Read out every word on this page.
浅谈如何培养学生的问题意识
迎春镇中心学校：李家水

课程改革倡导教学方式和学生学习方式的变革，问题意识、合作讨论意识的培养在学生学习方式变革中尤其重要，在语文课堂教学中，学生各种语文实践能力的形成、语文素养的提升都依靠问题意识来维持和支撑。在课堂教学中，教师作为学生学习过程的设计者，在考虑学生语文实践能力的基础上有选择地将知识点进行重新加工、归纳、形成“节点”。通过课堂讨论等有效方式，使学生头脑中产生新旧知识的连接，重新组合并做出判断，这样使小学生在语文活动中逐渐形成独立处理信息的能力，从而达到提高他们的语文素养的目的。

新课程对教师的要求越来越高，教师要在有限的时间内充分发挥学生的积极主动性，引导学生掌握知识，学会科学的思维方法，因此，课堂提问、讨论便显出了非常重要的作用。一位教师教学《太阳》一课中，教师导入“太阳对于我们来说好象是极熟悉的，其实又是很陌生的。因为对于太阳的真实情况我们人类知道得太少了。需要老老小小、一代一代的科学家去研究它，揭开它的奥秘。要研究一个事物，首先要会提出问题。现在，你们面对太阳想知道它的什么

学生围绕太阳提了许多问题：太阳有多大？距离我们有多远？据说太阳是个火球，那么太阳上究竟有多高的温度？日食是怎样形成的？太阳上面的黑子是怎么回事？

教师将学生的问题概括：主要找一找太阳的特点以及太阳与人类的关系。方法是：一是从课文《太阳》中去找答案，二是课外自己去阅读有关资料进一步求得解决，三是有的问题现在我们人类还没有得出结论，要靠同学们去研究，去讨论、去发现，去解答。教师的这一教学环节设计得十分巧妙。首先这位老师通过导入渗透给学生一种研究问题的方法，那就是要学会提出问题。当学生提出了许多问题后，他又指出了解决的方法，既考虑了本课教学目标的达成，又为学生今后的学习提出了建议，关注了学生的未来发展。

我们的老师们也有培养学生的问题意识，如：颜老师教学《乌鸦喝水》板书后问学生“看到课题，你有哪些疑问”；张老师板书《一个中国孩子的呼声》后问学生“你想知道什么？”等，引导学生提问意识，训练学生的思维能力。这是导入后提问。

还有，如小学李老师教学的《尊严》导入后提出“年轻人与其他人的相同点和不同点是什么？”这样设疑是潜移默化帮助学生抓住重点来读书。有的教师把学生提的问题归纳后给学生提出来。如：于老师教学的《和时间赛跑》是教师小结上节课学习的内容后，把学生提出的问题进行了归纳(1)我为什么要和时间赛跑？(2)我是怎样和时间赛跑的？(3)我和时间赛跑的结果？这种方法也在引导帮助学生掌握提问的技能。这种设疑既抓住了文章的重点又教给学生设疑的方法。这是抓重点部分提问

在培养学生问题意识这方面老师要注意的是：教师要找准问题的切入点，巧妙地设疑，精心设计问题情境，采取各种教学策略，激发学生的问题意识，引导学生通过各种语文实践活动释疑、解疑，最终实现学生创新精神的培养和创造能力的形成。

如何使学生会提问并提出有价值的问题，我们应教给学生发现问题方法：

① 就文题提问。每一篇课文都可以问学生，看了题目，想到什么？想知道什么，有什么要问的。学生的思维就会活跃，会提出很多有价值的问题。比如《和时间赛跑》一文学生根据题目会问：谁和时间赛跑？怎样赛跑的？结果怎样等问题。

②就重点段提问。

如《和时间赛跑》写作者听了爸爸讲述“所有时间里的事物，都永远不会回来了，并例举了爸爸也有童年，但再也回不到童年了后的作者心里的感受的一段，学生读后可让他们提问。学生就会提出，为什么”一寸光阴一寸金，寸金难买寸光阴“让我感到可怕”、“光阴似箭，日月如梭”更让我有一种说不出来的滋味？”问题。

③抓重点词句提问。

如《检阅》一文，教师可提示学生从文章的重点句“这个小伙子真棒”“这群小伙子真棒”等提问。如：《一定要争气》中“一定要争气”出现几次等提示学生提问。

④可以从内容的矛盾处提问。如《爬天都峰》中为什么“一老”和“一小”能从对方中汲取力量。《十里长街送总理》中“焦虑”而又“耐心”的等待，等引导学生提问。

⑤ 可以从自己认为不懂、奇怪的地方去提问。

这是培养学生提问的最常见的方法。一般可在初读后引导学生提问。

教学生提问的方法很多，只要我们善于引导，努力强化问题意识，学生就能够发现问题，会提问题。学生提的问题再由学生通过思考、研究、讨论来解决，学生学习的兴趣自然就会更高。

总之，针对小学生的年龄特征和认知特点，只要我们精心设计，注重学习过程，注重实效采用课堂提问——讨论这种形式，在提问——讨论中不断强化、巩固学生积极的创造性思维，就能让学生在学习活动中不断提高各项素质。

------------------------

Requirement: Set down the listing above in full, please, exactly as it appears.

Complete response:
Read out every word on this page.
浅谈如何培养学生的问题意识
迎春镇中心学校：李家水

课程改革倡导教学方式和学生学习方式的变革，问题意识、合作讨论意识的培养在学生学习方式变革中尤其重要，在语文课堂教学中，学生各种语文实践能力的形成、语文素养的提升都依靠问题意识来维持和支撑。在课堂教学中，教师作为学生学习过程的设计者，在考虑学生语文实践能力的基础上有选择地将知识点进行重新加工、归纳、形成“节点”。通过课堂讨论等有效方式，使学生头脑中产生新旧知识的连接，重新组合并做出判断，这样使小学生在语文活动中逐渐形成独立处理信息的能力，从而达到提高他们的语文素养的目的。

新课程对教师的要求越来越高，教师要在有限的时间内充分发挥学生的积极主动性，引导学生掌握知识，学会科学的思维方法，因此，课堂提问、讨论便显出了非常重要的作用。一位教师教学《太阳》一课中，教师导入“太阳对于我们来说好象是极熟悉的，其实又是很陌生的。因为对于太阳的真实情况我们人类知道得太少了。需要老老小小、一代一代的科学家去研究它，揭开它的奥秘。要研究一个事物，首先要会提出问题。现在，你们面对太阳想知道它的什么

学生围绕太阳提了许多问题：太阳有多大？距离我们有多远？据说太阳是个火球，那么太阳上究竟有多高的温度？日食是怎样形成的？太阳上面的黑子是怎么回事？

教师将学生的问题概括：主要找一找太阳的特点以及太阳与人类的关系。方法是：一是从课文《太阳》中去找答案，二是课外自己去阅读有关资料进一步求得解决，三是有的问题现在我们人类还没有得出结论，要靠同学们去研究，去讨论、去发现，去解答。教师的这一教学环节设计得十分巧妙。首先这位老师通过导入渗透给学生一种研究问题的方法，那就是要学会提出问题。当学生提出了许多问题后，他又指出了解决的方法，既考虑了本课教学目标的达成，又为学生今后的学习提出了建议，关注了学生的未来发展。

我们的老师们也有培养学生的问题意识，如：颜老师教学《乌鸦喝水》板书后问学生“看到课题，你有哪些疑问”；张老师板书《一个中国孩子的呼声》后问学生“你想知道什么？”等，引导学生提问意识，训练学生的思维能力。这是导入后提问。

还有，如小学李老师教学的《尊严》导入后提出“年轻人与其他人的相同点和不同点是什么？”这样设疑是潜移默化帮助学生抓住重点来读书。有的教师把学生提的问题归纳后给学生提出来。如：于老师教学的《和时间赛跑》是教师小结上节课学习的内容后，把学生提出的问题进行了归纳(1)我为什么要和时间赛跑？(2)我是怎样和时间赛跑的？(3)我和时间赛跑的结果？这种方法也在引导帮助学生掌握提问的技能。这种设疑既抓住了文章的重点又教给学生设疑的方法。这是抓重点部分提问

在培养学生问题意识这方面老师要注意的是：教师要找准问题的切入点，巧妙地设疑，精心设计问题情境，采取各种教学策略，激发学生的问题意识，引导学生通过各种语文实践活动释疑、解疑，最终实现学生创新精神的培养和创造能力的形成。

如何使学生会提问并提出有价值的问题，我们应教给学生发现问题方法：

① 就文题提问。每一篇课文都可以问学生，看了题目，想到什么？想知道什么，有什么要问的。学生的思维就会活跃，会提出很多有价值的问题。比如《和时间赛跑》一文学生根据题目会问：谁和时间赛跑？怎样赛跑的？结果怎样等问题。

②就重点段提问。

如《和时间赛跑》写作者听了爸爸讲述“所有时间里的事物，都永远不会回来了，并例举了爸爸也有童年，但再也回不到童年了后的作者心里的感受的一段，学生读后可让他们提问。学生就会提出，为什么”一寸光阴一寸金，寸金难买寸光阴“让我感到可怕”、“光阴似箭，日月如梭”更让我有一种说不出来的滋味？”问题。

③抓重点词句提问。

如《检阅》一文，教师可提示学生从文章的重点句“这个小伙子真棒”“这群小伙子真棒”等提问。如：《一定要争气》中“一定要争气”出现几次等提示学生提问。

④可以从内容的矛盾处提问。如《爬天都峰》中为什么“一老”和“一小”能从对方中汲取力量。《十里长街送总理》中“焦虑”而又“耐心”的等待，等引导学生提问。

⑤ 可以从自己认为不懂、奇怪的地方去提问。

这是培养学生提问的最常见的方法。一般可在初读后引导学生提问。

教学生提问的方法很多，只要我们善于引导，努力强化问题意识，学生就能够发现问题，会提问题。学生提的问题再由学生通过思考、研究、讨论来解决，学生学习的兴趣自然就会更高。

总之，针对小学生的年龄特征和认知特点，只要我们精心设计，注重学习过程，注重实效采用课堂提问——讨论这种形式，在提问——讨论中不断强化、巩固学生积极的创造性思维，就能让学生在学习活动中不断提高各项素质。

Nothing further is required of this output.